=== Çıkarılan metin ===
Romantizmin sürekli form değiştirdiği yadsınamaz bir gerçek. Nesilden nesile değişkenlik gösteren yapısı onu bazen kalplere ve çiçeklere boğarken, bazen de yalnızlığın romantik tarafı vurgulanıyor. Romantik komedi filmlerini / dizilerini de bu eksenden ayrı düşünemiyoruz bu durumda. Dizileri burada üstüne basarak vurgulamak istiyorum çünkü dizilerin, filmlerin yerini fazlasıyla doldurduğu çağımızda, romantik komedi yapımları da payına düşeni aldı.
=== Verilen satırlar ===
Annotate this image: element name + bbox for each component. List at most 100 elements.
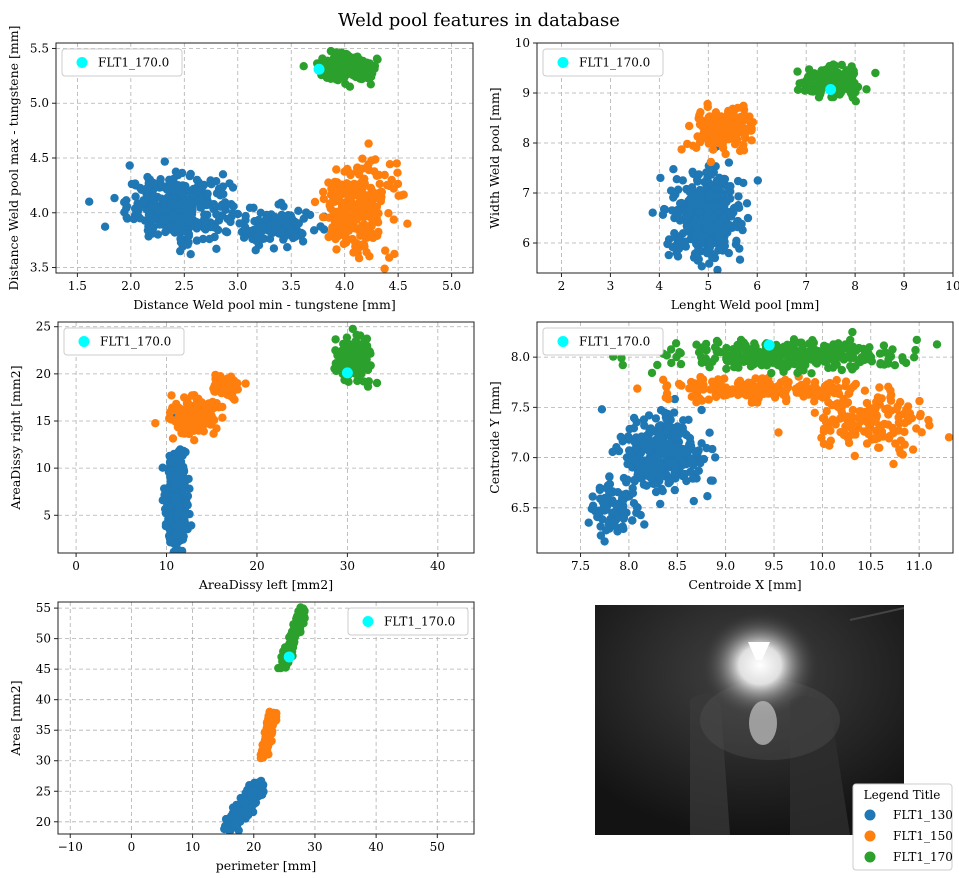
data-point <box>738 143 747 152</box>
data-point <box>158 463 167 472</box>
data-point <box>793 67 802 76</box>
x-tick-label: 20 <box>246 840 261 854</box>
series-2 <box>256 707 281 763</box>
data-point <box>183 240 192 249</box>
data-point <box>706 157 716 167</box>
data-point <box>393 168 402 177</box>
data-point <box>392 159 401 168</box>
data-point <box>229 202 238 211</box>
data-point <box>729 108 738 117</box>
data-point <box>261 732 270 741</box>
data-point <box>229 381 238 390</box>
data-point <box>661 450 670 460</box>
data-point <box>822 349 831 358</box>
data-point <box>658 442 668 451</box>
data-point <box>167 222 176 231</box>
y-tick-label: 7.0 <box>511 451 530 465</box>
data-point <box>759 383 768 392</box>
data-point <box>850 451 859 461</box>
data-point <box>692 340 701 349</box>
data-point <box>693 177 702 186</box>
data-point <box>772 347 781 356</box>
data-point <box>608 447 617 457</box>
data-point <box>692 449 701 458</box>
data-point <box>822 407 831 416</box>
data-point <box>120 198 129 207</box>
y-tick-label: 15 <box>36 414 51 428</box>
data-point <box>348 324 357 334</box>
data-point <box>736 355 745 365</box>
data-point <box>177 451 187 460</box>
data-point <box>372 378 382 388</box>
legend-marker-flt1-170 <box>864 851 876 863</box>
data-point <box>708 239 717 248</box>
data-point <box>352 69 361 78</box>
data-point <box>875 383 884 392</box>
data-point <box>851 97 860 106</box>
data-point <box>257 234 266 244</box>
data-point <box>735 116 744 125</box>
data-point <box>174 557 182 565</box>
data-point <box>342 333 352 342</box>
data-point <box>915 396 924 406</box>
series-2 <box>633 372 953 469</box>
data-point <box>660 408 669 417</box>
data-point <box>241 211 250 221</box>
data-point <box>276 663 285 673</box>
data-point <box>932 340 942 349</box>
x-tick-label: 10.5 <box>857 559 884 573</box>
data-point <box>212 244 221 253</box>
x-tick-label: 4.5 <box>389 279 408 293</box>
data-point <box>682 447 691 457</box>
data-point <box>722 343 731 353</box>
data-point <box>584 518 593 527</box>
data-point <box>687 392 696 401</box>
data-point <box>704 178 714 187</box>
y-tick-label: 7 <box>522 186 530 200</box>
data-point <box>258 782 267 791</box>
data-point <box>185 171 194 181</box>
x-tick-label: 10 <box>945 279 959 293</box>
y-tick-label: 25 <box>36 784 51 798</box>
data-point <box>683 139 692 149</box>
data-point <box>241 379 250 388</box>
data-point <box>403 219 412 228</box>
data-point <box>85 197 94 206</box>
data-point <box>667 423 676 432</box>
data-point <box>719 174 729 184</box>
data-point <box>686 201 695 210</box>
subplot-legend: FLT1_170.0 <box>542 327 664 356</box>
data-point <box>597 405 607 414</box>
x-tick-label: 4.0 <box>335 279 354 293</box>
data-point <box>167 391 176 400</box>
data-point <box>664 477 674 486</box>
data-point <box>226 217 235 227</box>
data-point <box>605 472 614 482</box>
data-point <box>819 427 829 436</box>
data-point <box>619 513 629 523</box>
data-point <box>178 225 188 235</box>
data-point <box>267 709 276 718</box>
subplot-legend: FLT1_170.0 <box>347 607 469 636</box>
data-point <box>656 173 665 183</box>
data-point <box>626 448 636 458</box>
series-3 <box>299 46 382 91</box>
data-point <box>786 358 795 367</box>
data-point <box>745 112 754 121</box>
data-point <box>305 210 315 220</box>
data-point <box>135 214 145 223</box>
subplot-legend-label: FLT1_170.0 <box>579 335 650 349</box>
data-point <box>274 200 283 209</box>
data-point <box>357 365 366 374</box>
data-point <box>332 348 342 357</box>
x-tick-label: 10 <box>159 559 174 573</box>
data-point <box>744 378 753 387</box>
series-1 <box>648 142 762 273</box>
data-point <box>628 516 637 525</box>
x-tick-label: 7.5 <box>571 559 590 573</box>
data-point <box>334 231 344 240</box>
data-point <box>678 176 687 185</box>
data-point <box>671 429 680 439</box>
data-point <box>810 408 819 417</box>
subplot-legend-marker <box>78 336 90 347</box>
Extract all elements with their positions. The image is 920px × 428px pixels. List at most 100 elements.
===
## Görev listesi
• A. Aşağıdaki (i), (ii) ve (iii) ifadelerinin romantizm metniyle uyuşup uyuşmadığını evet ya da hayır diye belirtin ve her yanıtın yanına metinden belirleyici sözleri aynen alıntılayın. (i) Romantizm her zaman aynı biçimde kalır. (ii) Dizilerin, filmlerin yerini fazlasıyla doldurduğu söylenir. (iii) Romantik komedi yapımları bu eksenden ayrı düşünülür.
• B. Romantizm metninde "Romantizmin sürekli form" sözlerini içeren yerden başlayıp "payına düşeni aldı." sözlerinden sonra biten kısmı, "çağımızda" yerine "dönemimizde" koyarak güncellenmiş biçimde yeniden yazın.

## Görevlere göre çözümler
• A.
(i) Hayır: "Romantizmin sürekli form değiştirdiği yadsınamaz bir gerçek."
(ii) Evet: "dizilerin, filmlerin yerini fazlasıyla doldurduğu çağımızda"
(iii) Hayır: "Romantik komedi filmlerini / dizilerini de bu eksenden ayrı düşünemiyoruz bu durumda."

• B.
Romantizmin sürekli form değiştirdiği yadsınamaz bir gerçek. Nesilden nesile değişkenlik gösteren yapısı onu bazen kalplere ve çiçeklere boğarken, bazen de yalnızlığın romantik tarafı vurgulanıyor. Romantik komedi filmlerini / dizilerini de bu eksenden ayrı düşünemiyoruz bu durumda. Dizileri burada üstüne basarak vurgulamak istiyorum çünkü dizilerin, filmlerin yerini fazlasıyla doldurduğu dönemimizde, romantik komedi yapımları da payına düşeni aldı.